**WHAT THE TASK ASKS:** Look through the material below. Copy each line that contains the string "subtitle".

# STORED DATA start

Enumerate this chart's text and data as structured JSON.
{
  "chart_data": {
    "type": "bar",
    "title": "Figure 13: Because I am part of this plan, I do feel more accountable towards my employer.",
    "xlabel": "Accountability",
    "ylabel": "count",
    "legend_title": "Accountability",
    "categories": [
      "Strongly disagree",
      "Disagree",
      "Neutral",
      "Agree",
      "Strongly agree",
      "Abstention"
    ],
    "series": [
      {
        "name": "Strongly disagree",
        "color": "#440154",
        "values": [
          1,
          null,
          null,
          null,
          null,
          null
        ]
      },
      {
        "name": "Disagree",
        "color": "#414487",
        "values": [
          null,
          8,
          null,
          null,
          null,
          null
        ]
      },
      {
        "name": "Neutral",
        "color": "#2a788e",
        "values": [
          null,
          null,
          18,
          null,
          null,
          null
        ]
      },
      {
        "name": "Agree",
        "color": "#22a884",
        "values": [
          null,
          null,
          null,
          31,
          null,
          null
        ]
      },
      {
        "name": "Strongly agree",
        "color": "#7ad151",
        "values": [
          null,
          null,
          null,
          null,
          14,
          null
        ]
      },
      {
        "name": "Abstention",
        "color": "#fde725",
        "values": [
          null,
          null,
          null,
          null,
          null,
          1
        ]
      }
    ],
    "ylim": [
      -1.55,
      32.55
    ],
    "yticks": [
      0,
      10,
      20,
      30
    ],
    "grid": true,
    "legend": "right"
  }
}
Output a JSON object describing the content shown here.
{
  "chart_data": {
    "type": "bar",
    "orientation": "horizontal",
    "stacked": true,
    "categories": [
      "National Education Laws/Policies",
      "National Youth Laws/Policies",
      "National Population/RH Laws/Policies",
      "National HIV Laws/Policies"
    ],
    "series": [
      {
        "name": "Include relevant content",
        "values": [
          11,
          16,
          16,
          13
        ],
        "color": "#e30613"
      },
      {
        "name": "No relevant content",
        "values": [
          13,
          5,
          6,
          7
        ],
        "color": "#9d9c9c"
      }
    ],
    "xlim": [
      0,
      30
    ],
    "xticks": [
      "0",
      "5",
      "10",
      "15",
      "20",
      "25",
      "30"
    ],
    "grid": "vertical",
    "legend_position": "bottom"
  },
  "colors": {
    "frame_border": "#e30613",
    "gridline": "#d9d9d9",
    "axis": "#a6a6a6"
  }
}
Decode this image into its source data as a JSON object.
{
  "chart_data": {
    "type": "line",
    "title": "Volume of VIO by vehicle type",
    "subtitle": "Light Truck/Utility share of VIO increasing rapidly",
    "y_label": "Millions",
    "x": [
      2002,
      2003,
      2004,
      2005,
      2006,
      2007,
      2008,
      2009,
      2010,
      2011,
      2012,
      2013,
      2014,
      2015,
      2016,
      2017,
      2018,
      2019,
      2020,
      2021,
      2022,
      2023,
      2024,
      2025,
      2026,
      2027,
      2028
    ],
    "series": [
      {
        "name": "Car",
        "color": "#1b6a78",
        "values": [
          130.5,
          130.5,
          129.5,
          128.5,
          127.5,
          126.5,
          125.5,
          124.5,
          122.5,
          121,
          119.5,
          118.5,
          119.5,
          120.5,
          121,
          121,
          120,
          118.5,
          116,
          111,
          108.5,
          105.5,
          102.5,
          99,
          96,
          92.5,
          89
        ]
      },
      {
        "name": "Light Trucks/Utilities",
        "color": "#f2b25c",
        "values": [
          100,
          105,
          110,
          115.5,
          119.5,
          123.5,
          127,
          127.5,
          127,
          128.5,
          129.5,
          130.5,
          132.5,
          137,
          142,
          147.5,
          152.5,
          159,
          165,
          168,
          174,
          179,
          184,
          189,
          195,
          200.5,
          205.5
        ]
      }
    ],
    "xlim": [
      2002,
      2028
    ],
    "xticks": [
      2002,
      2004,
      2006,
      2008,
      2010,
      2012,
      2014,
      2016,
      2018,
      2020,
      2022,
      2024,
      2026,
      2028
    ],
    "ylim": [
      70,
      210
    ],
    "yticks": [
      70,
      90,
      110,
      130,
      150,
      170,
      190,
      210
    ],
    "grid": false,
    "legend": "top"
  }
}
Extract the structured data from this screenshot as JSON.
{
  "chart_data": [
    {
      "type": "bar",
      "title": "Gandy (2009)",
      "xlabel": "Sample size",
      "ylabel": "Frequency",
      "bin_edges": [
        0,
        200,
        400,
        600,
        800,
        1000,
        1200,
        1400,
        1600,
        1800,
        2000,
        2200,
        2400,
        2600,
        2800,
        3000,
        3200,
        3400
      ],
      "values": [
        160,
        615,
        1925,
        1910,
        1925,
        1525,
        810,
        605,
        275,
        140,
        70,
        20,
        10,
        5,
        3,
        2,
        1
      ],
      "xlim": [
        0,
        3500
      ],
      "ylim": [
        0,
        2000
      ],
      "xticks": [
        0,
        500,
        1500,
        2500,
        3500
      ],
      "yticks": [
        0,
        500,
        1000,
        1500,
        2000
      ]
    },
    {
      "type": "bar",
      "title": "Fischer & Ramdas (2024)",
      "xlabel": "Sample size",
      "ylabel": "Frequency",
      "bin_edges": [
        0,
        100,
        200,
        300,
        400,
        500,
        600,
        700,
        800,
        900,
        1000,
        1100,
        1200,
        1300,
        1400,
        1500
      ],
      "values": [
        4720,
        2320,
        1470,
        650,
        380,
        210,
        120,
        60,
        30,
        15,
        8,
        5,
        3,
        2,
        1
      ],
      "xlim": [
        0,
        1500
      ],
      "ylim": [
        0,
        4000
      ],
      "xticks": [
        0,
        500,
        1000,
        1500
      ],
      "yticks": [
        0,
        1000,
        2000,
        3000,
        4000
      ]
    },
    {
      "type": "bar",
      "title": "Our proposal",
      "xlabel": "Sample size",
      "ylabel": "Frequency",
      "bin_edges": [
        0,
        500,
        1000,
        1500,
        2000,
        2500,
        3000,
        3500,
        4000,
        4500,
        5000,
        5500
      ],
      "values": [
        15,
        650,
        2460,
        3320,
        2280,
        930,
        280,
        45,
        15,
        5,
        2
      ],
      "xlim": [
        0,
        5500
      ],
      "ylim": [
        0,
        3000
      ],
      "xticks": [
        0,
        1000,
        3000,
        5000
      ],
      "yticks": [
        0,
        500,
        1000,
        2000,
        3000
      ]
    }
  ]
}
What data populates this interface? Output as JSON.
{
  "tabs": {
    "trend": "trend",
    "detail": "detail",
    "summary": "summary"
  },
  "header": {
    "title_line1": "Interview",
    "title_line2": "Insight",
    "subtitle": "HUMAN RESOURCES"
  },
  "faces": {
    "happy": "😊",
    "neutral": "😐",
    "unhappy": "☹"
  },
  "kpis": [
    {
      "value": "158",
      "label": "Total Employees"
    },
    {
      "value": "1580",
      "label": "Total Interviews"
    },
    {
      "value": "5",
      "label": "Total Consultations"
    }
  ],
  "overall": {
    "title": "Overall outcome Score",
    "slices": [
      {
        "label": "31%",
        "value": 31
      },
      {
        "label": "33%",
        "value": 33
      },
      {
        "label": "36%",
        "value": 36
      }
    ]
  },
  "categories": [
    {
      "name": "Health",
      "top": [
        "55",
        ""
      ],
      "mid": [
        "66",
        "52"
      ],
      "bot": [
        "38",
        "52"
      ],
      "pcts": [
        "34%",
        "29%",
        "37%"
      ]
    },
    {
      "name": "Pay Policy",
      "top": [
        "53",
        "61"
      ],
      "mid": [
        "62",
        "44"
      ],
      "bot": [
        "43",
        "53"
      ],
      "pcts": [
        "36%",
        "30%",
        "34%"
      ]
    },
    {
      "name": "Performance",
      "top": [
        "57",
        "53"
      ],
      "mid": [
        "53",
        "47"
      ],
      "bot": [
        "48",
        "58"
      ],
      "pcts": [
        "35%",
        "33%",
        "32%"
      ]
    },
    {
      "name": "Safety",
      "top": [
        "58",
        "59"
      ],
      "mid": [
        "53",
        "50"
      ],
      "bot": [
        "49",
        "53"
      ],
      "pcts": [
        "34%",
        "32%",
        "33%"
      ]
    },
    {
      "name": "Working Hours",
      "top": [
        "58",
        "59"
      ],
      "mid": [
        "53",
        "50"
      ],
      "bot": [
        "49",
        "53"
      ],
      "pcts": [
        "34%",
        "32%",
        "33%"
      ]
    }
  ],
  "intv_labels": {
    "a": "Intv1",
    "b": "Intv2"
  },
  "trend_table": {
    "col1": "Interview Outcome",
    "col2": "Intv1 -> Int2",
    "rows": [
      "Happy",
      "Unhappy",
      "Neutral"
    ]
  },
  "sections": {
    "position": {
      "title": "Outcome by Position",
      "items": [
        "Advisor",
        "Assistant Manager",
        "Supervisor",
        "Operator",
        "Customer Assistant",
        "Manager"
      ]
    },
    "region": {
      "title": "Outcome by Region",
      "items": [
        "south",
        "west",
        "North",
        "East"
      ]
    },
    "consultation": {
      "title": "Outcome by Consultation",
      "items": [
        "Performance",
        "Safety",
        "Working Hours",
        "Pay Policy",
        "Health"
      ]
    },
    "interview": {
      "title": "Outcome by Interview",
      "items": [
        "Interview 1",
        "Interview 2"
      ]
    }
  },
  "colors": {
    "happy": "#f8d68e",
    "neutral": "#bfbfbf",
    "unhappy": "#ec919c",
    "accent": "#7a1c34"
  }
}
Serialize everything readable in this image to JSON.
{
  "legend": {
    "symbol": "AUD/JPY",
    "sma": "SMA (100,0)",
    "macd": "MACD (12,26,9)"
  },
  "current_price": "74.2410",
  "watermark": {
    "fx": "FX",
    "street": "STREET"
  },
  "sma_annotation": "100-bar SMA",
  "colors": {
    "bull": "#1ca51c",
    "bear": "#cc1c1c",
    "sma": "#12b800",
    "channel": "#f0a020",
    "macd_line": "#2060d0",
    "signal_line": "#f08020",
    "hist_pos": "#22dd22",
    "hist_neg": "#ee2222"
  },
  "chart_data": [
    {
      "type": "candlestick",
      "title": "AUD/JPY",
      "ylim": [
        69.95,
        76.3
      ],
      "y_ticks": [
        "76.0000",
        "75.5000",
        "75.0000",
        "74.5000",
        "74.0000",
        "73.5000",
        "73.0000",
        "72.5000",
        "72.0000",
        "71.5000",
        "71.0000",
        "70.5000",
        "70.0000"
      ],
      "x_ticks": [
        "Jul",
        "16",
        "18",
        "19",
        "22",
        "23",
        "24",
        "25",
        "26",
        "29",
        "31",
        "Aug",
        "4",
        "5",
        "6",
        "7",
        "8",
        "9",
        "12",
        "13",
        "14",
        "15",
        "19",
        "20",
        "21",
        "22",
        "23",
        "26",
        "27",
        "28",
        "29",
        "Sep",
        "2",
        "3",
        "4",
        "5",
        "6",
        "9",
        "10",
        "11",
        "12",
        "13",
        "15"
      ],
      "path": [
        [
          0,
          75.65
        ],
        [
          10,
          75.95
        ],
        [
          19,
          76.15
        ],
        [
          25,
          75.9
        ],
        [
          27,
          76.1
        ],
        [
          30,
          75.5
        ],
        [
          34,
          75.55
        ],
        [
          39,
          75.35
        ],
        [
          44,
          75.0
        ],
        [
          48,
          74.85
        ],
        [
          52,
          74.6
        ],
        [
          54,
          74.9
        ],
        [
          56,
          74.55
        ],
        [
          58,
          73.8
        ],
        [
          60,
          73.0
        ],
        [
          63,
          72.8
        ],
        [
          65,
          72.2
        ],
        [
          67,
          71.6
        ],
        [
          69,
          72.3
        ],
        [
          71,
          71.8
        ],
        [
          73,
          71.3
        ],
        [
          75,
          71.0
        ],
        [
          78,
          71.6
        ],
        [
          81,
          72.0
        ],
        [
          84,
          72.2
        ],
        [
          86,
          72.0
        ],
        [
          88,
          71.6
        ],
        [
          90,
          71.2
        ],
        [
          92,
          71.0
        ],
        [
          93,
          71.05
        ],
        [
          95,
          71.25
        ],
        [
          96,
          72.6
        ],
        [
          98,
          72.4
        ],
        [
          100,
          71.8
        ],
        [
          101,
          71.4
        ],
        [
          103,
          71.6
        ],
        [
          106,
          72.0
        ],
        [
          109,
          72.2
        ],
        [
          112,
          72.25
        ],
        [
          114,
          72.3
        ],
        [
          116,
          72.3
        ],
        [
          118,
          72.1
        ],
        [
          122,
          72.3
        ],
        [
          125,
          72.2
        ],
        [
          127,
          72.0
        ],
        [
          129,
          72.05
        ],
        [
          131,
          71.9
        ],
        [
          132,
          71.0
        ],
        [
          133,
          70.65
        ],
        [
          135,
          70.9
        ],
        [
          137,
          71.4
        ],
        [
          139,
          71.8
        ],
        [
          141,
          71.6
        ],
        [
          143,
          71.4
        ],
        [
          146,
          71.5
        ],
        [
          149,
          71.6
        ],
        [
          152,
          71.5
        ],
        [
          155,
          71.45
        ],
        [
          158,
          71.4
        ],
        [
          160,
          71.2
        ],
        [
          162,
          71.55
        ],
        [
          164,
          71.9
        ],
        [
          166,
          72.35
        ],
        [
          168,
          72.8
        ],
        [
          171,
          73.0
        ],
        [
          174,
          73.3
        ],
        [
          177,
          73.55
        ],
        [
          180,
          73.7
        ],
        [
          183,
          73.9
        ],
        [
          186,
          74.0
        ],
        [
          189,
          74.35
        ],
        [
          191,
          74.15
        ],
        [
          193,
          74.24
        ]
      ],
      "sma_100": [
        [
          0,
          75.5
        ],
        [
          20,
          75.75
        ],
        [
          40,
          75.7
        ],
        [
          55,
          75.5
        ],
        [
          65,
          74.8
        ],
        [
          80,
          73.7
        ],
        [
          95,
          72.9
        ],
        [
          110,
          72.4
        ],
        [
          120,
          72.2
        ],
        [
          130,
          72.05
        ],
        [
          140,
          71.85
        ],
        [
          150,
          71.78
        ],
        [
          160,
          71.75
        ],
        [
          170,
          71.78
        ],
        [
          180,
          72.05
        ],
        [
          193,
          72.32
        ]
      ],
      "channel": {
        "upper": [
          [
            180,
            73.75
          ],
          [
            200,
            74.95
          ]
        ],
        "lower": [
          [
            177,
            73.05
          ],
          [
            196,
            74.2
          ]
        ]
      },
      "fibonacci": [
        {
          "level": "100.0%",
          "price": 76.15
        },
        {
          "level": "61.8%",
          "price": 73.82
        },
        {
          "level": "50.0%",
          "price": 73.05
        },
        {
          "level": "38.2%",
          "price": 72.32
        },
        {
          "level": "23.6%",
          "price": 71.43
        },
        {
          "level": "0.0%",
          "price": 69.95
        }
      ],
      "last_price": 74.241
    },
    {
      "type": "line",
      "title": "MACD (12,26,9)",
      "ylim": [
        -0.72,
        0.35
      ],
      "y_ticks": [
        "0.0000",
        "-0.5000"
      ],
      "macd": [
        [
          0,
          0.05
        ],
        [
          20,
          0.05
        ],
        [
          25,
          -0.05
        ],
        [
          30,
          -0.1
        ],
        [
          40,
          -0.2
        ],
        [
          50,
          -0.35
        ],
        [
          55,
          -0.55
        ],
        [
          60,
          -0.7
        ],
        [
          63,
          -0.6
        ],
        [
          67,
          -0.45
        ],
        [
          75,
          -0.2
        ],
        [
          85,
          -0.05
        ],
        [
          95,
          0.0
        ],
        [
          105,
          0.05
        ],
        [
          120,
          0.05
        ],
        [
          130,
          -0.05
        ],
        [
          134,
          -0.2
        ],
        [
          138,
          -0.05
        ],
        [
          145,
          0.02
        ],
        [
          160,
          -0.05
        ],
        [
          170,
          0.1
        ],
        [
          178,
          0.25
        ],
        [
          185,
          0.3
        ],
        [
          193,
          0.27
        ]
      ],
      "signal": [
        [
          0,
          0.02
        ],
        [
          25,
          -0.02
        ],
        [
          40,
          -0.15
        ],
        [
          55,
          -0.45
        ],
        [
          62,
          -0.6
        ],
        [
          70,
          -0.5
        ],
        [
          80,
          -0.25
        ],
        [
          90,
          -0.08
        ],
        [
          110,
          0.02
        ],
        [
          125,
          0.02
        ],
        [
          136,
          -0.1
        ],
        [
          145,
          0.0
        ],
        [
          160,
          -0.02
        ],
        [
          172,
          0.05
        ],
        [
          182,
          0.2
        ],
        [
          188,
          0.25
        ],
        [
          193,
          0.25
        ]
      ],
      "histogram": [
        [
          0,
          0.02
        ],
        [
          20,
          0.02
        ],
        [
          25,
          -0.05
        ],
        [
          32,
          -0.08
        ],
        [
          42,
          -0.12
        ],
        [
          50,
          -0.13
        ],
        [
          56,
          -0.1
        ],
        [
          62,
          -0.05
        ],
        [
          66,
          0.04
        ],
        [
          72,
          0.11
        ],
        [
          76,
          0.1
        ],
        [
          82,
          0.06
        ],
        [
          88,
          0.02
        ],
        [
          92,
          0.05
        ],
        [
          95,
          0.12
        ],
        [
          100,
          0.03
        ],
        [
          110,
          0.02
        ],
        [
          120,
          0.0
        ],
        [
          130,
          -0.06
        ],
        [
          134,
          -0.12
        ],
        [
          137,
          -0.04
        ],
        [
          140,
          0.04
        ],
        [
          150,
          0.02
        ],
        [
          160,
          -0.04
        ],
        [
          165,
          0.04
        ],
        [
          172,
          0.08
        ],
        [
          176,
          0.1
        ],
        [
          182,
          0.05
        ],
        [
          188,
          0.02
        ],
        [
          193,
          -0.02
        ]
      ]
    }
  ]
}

# STORED DATA end

**REPLY:**
    "subtitle": "Light Truck/Utility share of VIO increasing rapidly",
    "subtitle": "HUMAN RESOURCES"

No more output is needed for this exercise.